EXERCISE PROMPT
Scan the following material for the string "value" and copy each line in which it appears.

start RECORDS FOR THIS EXERCISE

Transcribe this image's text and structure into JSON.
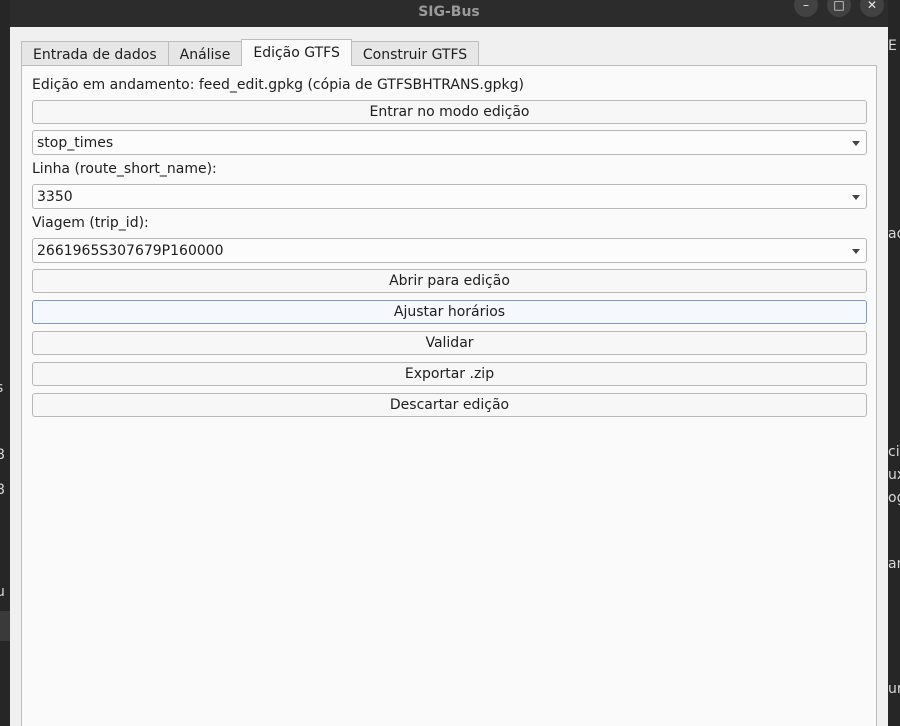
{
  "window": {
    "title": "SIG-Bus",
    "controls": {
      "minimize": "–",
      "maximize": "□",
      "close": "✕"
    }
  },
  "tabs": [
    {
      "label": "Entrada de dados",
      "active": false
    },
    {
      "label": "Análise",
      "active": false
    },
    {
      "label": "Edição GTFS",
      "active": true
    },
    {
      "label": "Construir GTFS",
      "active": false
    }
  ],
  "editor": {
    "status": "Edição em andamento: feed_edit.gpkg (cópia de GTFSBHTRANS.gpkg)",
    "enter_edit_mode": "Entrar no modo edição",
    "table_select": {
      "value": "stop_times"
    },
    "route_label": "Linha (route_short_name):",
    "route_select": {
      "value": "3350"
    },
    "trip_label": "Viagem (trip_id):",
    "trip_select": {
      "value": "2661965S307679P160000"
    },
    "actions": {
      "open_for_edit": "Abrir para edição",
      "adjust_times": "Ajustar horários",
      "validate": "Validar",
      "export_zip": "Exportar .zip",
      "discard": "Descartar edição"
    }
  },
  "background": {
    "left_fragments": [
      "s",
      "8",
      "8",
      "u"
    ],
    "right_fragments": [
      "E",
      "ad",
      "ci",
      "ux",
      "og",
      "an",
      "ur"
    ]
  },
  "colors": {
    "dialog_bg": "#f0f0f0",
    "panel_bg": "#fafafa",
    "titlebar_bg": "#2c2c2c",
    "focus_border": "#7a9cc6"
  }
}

end RECORDS FOR THIS EXERCISE

COMPLETE OUTPUT
      "value": "stop_times"
      "value": "3350"
      "value": "2661965S307679P160000"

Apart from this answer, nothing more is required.